TASK.
Pull out every line below that contains the word "Modeling".

DATA RECORDS.
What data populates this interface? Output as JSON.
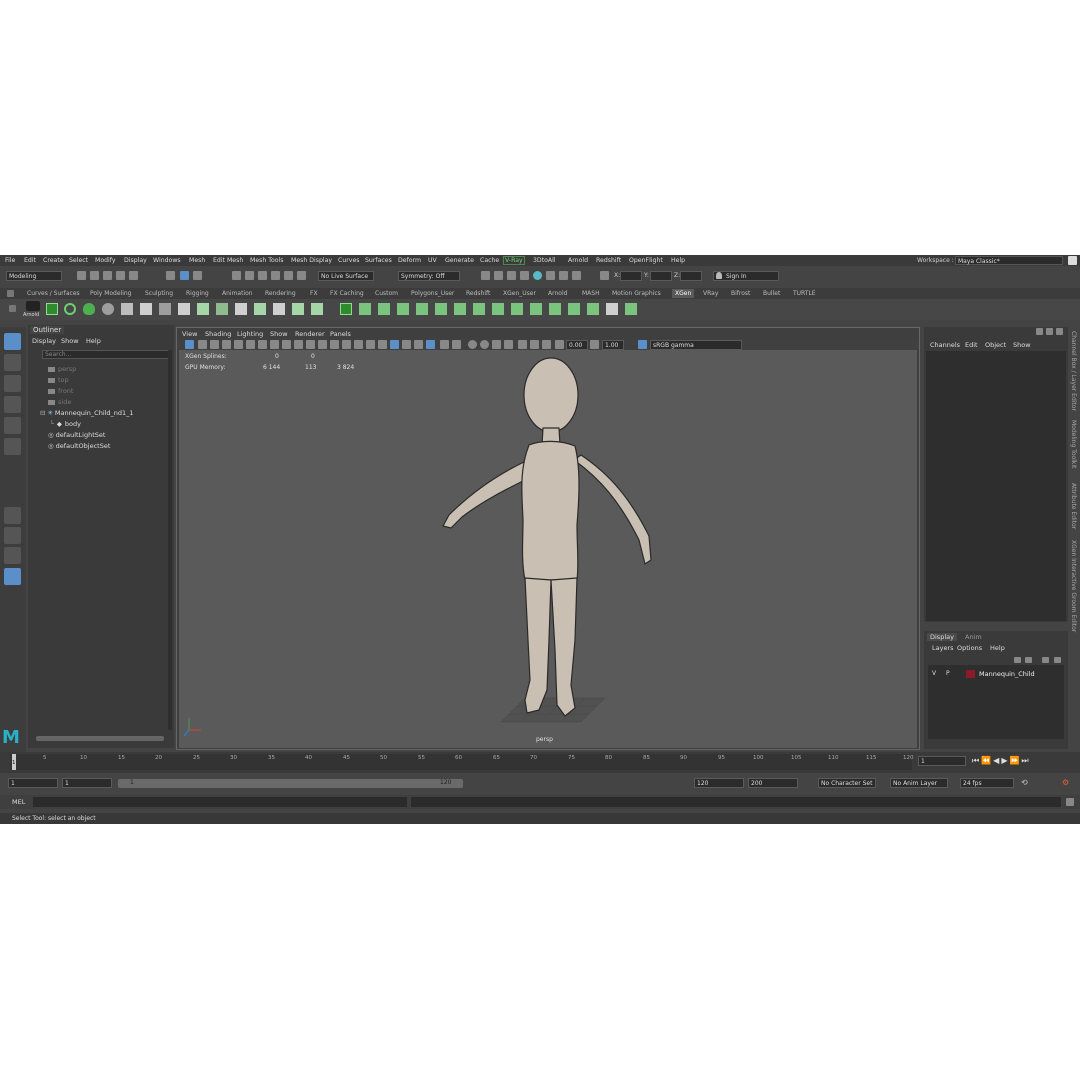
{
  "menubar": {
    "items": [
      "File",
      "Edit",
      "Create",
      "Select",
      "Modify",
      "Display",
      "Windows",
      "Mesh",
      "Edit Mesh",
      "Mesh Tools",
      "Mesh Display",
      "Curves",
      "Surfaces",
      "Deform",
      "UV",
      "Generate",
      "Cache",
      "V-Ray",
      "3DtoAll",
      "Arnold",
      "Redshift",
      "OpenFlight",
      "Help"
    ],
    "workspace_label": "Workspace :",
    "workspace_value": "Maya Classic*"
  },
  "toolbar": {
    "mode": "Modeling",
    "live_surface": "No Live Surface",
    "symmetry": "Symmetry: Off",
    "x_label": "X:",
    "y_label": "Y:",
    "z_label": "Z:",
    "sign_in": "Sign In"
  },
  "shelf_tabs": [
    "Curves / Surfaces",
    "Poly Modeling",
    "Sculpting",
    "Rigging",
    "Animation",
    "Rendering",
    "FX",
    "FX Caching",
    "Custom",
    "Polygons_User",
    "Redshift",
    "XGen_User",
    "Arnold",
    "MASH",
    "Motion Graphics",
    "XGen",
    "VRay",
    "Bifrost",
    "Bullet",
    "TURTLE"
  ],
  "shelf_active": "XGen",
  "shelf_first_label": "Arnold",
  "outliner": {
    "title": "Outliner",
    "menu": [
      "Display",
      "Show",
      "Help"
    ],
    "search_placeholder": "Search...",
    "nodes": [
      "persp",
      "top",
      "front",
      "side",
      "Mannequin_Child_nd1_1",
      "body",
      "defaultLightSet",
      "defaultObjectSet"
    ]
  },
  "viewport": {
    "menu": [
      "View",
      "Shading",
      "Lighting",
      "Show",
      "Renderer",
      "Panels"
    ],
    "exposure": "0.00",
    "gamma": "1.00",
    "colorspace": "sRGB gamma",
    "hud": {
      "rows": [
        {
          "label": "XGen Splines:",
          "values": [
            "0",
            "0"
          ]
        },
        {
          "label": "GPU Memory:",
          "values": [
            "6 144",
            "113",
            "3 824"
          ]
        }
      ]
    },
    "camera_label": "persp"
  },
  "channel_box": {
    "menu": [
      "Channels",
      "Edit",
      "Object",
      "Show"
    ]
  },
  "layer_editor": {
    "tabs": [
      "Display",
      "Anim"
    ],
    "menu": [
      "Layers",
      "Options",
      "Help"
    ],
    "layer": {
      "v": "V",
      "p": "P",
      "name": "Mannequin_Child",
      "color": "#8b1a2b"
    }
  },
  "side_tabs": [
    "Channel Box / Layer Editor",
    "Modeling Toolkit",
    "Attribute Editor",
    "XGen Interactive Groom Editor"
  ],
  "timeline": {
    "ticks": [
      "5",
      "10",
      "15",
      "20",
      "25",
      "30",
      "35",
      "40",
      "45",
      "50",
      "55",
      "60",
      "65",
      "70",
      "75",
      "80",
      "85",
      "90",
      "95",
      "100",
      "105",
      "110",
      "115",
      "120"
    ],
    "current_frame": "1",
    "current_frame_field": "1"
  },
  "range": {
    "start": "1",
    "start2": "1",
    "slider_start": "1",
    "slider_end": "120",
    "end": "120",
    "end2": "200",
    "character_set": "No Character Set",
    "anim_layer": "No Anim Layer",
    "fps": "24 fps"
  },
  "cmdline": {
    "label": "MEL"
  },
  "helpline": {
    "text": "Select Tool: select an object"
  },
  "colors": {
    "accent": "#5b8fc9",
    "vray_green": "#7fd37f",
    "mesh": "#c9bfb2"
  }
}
--
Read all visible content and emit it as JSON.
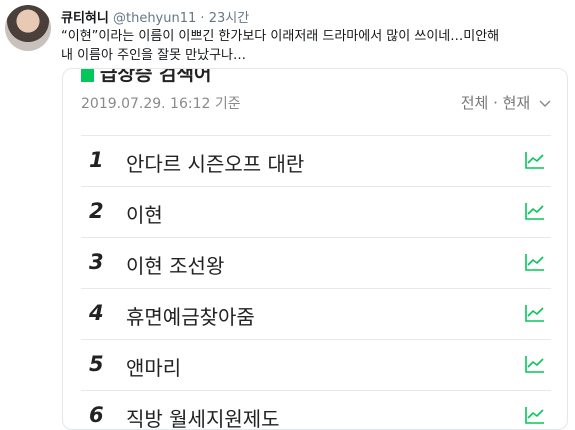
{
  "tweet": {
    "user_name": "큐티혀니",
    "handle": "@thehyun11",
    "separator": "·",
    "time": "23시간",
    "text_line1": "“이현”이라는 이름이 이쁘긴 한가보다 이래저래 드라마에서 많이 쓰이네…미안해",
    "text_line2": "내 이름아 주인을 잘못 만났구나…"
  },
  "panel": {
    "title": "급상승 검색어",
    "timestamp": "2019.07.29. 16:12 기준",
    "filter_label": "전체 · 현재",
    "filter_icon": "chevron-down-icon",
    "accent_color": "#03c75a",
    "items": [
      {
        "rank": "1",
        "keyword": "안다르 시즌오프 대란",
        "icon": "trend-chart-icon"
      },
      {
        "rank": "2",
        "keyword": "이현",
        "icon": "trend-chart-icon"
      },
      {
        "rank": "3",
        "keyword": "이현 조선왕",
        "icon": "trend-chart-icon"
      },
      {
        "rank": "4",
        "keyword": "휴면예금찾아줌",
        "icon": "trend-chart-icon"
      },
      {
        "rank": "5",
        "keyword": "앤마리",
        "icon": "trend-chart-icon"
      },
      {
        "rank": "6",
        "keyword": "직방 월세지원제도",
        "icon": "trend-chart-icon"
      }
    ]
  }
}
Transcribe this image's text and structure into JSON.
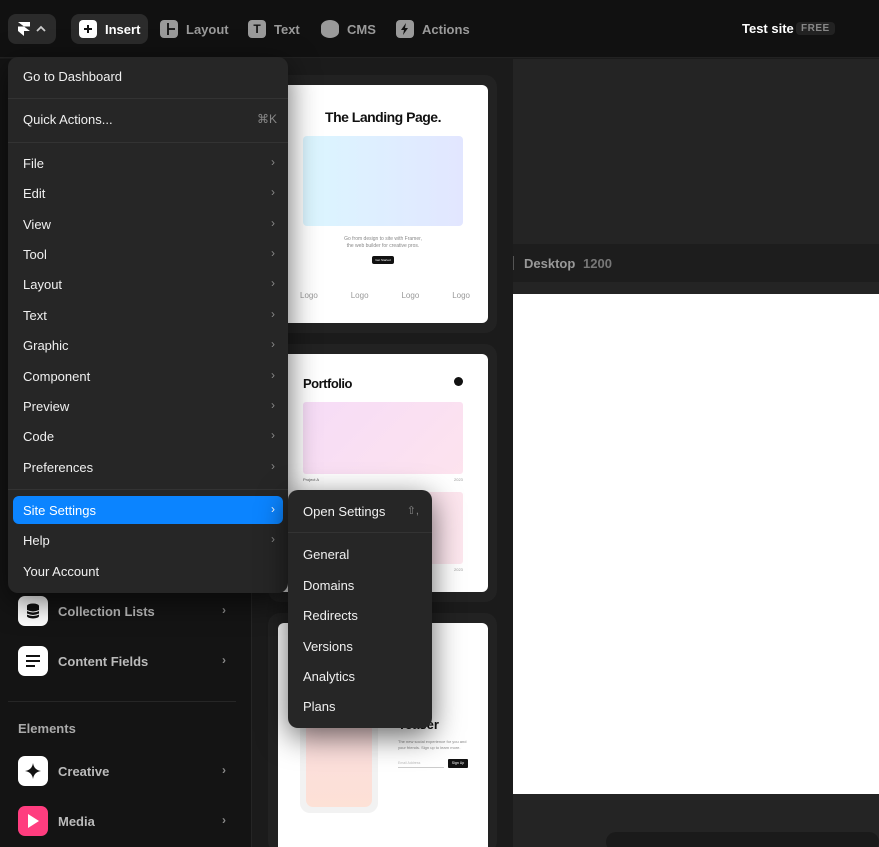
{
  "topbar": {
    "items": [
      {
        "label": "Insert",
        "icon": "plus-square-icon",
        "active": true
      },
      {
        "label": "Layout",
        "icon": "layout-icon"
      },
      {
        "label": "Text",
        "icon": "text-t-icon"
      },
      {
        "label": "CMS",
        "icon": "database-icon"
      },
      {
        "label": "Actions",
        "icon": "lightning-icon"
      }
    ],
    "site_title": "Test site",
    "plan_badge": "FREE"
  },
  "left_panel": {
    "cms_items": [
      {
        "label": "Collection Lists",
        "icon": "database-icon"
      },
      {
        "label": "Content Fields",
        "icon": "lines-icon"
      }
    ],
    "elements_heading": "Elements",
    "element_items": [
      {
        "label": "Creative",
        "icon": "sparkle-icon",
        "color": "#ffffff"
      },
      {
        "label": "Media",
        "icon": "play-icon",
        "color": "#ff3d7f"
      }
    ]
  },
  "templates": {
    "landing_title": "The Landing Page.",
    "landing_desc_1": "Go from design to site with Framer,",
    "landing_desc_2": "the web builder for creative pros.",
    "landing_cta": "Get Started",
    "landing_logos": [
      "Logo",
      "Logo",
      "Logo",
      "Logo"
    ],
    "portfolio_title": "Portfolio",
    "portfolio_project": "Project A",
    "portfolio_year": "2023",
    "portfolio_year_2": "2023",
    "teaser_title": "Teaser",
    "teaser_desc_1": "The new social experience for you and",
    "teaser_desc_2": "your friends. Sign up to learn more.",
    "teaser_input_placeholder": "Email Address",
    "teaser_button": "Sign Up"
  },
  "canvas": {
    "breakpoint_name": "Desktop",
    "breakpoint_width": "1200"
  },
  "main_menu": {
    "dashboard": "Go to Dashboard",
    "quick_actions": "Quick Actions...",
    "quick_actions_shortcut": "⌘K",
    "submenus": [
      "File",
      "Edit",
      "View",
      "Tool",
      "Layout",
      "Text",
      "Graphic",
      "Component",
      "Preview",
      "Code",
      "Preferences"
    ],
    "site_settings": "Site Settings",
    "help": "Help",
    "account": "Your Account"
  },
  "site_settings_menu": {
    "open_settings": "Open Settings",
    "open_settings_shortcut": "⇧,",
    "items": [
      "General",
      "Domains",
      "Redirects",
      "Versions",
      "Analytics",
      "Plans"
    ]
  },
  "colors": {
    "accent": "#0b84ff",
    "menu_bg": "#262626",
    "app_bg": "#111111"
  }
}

WRITTEN RESPONSE.
    "mode": "Modeling",
    "Poly Modeling",
    "Modeling Toolkit",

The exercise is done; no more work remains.